Dataset entries:
______

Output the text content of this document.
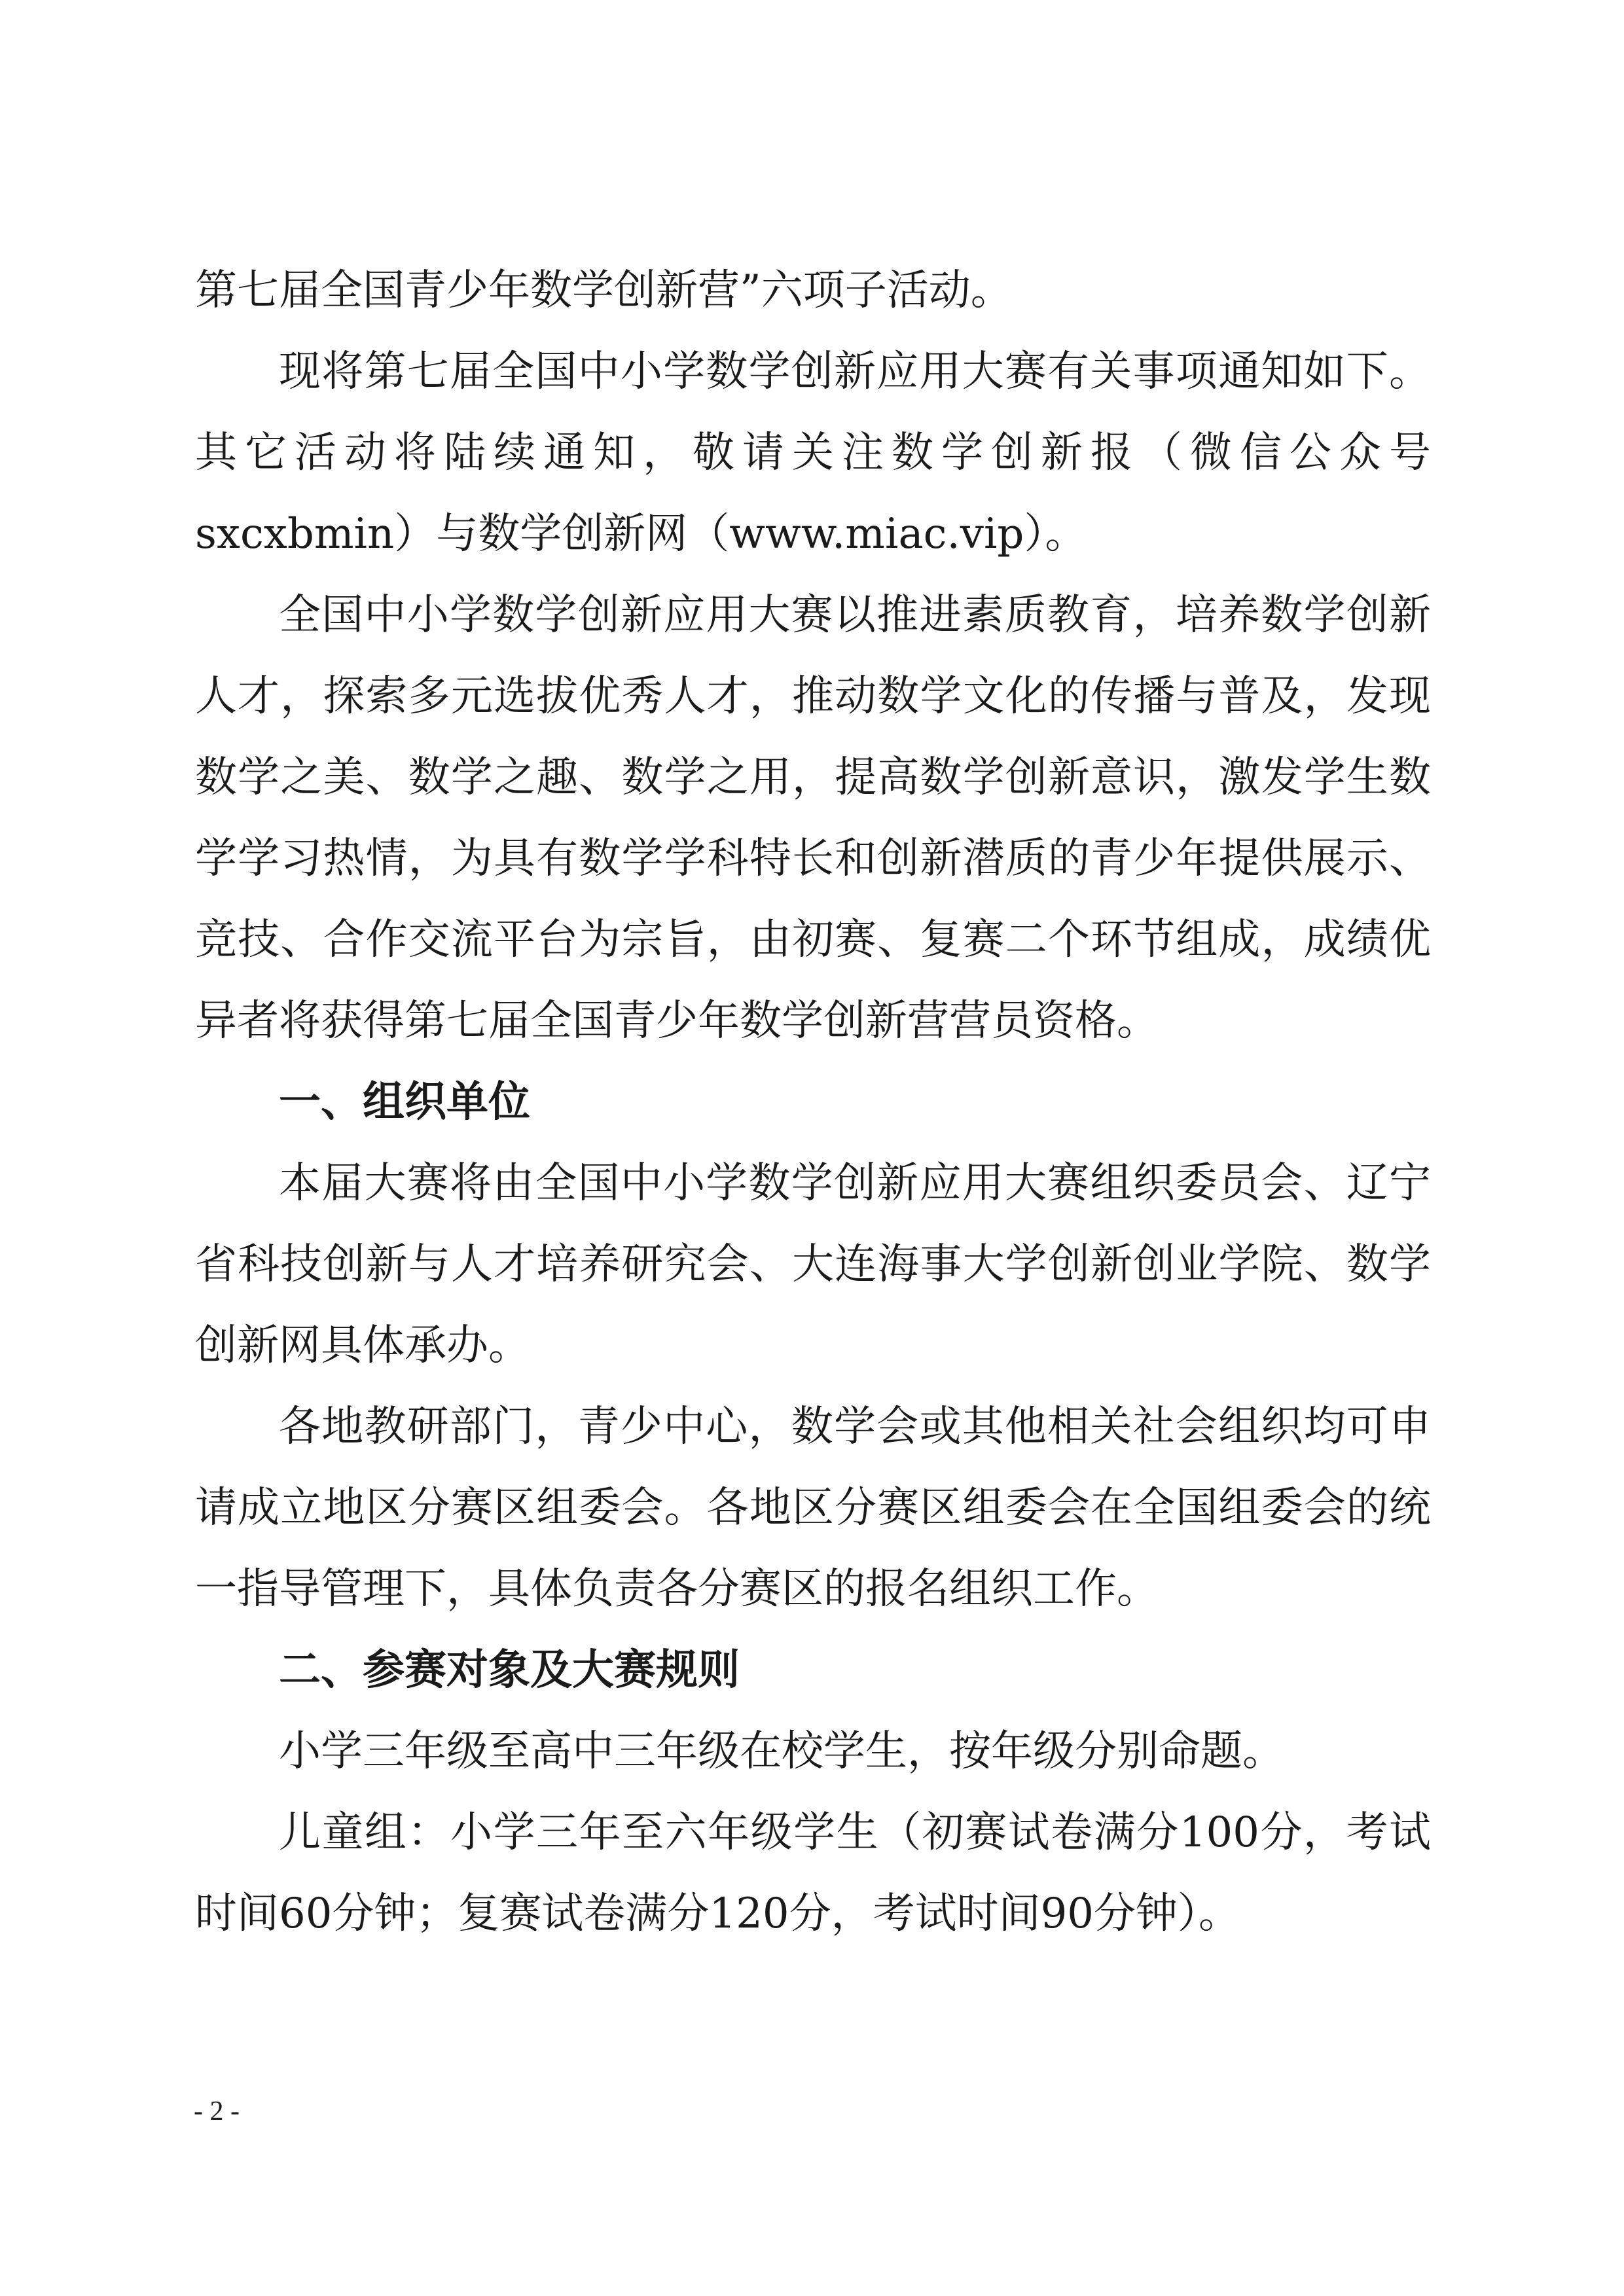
第七届全国青少年数学创新营”六项子活动。

现将第七届全国中小学数学创新应用大赛有关事项通知如下。其它活动将陆续通知，敬请关注数学创新报（微信公众号sxcxbmin）与数学创新网（www.miac.vip）。

全国中小学数学创新应用大赛以推进素质教育，培养数学创新人才，探索多元选拔优秀人才，推动数学文化的传播与普及，发现数学之美、数学之趣、数学之用，提高数学创新意识，激发学生数学学习热情，为具有数学学科特长和创新潜质的青少年提供展示、竞技、合作交流平台为宗旨，由初赛、复赛二个环节组成，成绩优异者将获得第七届全国青少年数学创新营营员资格。

一、组织单位

本届大赛将由全国中小学数学创新应用大赛组织委员会、辽宁省科技创新与人才培养研究会、大连海事大学创新创业学院、数学创新网具体承办。

各地教研部门，青少中心，数学会或其他相关社会组织均可申请成立地区分赛区组委会。各地区分赛区组委会在全国组委会的统一指导管理下，具体负责各分赛区的报名组织工作。

二、参赛对象及大赛规则

小学三年级至高中三年级在校学生，按年级分别命题。

儿童组：小学三年至六年级学生（初赛试卷满分100分，考试时间60分钟；复赛试卷满分120分，考试时间90分钟）。

- 2 -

______

_Your task_
Reproduce the entries above exactly. Do not include the images.

_Response to this exercise_
Output the text content of this document.
第七届全国青少年数学创新营”六项子活动。

现将第七届全国中小学数学创新应用大赛有关事项通知如下。其它活动将陆续通知，敬请关注数学创新报（微信公众号sxcxbmin）与数学创新网（www.miac.vip）。

全国中小学数学创新应用大赛以推进素质教育，培养数学创新人才，探索多元选拔优秀人才，推动数学文化的传播与普及，发现数学之美、数学之趣、数学之用，提高数学创新意识，激发学生数学学习热情，为具有数学学科特长和创新潜质的青少年提供展示、竞技、合作交流平台为宗旨，由初赛、复赛二个环节组成，成绩优异者将获得第七届全国青少年数学创新营营员资格。

一、组织单位

本届大赛将由全国中小学数学创新应用大赛组织委员会、辽宁省科技创新与人才培养研究会、大连海事大学创新创业学院、数学创新网具体承办。

各地教研部门，青少中心，数学会或其他相关社会组织均可申请成立地区分赛区组委会。各地区分赛区组委会在全国组委会的统一指导管理下，具体负责各分赛区的报名组织工作。

二、参赛对象及大赛规则

小学三年级至高中三年级在校学生，按年级分别命题。

儿童组：小学三年至六年级学生（初赛试卷满分100分，考试时间60分钟；复赛试卷满分120分，考试时间90分钟）。

- 2 -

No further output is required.